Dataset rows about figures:
■ ■ ■
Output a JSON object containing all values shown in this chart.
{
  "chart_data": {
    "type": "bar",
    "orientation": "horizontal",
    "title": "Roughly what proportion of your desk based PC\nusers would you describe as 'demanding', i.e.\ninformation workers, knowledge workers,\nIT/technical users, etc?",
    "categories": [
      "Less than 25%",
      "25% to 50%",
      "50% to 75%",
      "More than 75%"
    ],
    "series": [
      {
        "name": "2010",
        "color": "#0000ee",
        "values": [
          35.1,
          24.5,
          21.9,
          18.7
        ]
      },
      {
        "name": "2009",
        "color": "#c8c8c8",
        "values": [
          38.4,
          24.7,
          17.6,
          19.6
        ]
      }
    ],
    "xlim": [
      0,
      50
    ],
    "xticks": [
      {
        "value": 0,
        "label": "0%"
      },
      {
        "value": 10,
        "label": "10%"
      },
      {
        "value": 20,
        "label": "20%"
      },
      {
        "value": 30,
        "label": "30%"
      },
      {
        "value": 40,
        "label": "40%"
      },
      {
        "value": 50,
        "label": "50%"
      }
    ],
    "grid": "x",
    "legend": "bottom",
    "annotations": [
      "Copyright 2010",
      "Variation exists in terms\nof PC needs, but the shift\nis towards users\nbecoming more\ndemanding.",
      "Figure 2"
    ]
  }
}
■ ■ ■
## TASK TO CARRY OUT
Repeat every entry exactly as written above.

## RESPONSE
Output a JSON object containing all values shown in this chart.
{
  "chart_data": {
    "type": "bar",
    "orientation": "horizontal",
    "title": "Roughly what proportion of your desk based PC\nusers would you describe as 'demanding', i.e.\ninformation workers, knowledge workers,\nIT/technical users, etc?",
    "categories": [
      "Less than 25%",
      "25% to 50%",
      "50% to 75%",
      "More than 75%"
    ],
    "series": [
      {
        "name": "2010",
        "color": "#0000ee",
        "values": [
          35.1,
          24.5,
          21.9,
          18.7
        ]
      },
      {
        "name": "2009",
        "color": "#c8c8c8",
        "values": [
          38.4,
          24.7,
          17.6,
          19.6
        ]
      }
    ],
    "xlim": [
      0,
      50
    ],
    "xticks": [
      {
        "value": 0,
        "label": "0%"
      },
      {
        "value": 10,
        "label": "10%"
      },
      {
        "value": 20,
        "label": "20%"
      },
      {
        "value": 30,
        "label": "30%"
      },
      {
        "value": 40,
        "label": "40%"
      },
      {
        "value": 50,
        "label": "50%"
      }
    ],
    "grid": "x",
    "legend": "bottom",
    "annotations": [
      "Copyright 2010",
      "Variation exists in terms\nof PC needs, but the shift\nis towards users\nbecoming more\ndemanding.",
      "Figure 2"
    ]
  }
}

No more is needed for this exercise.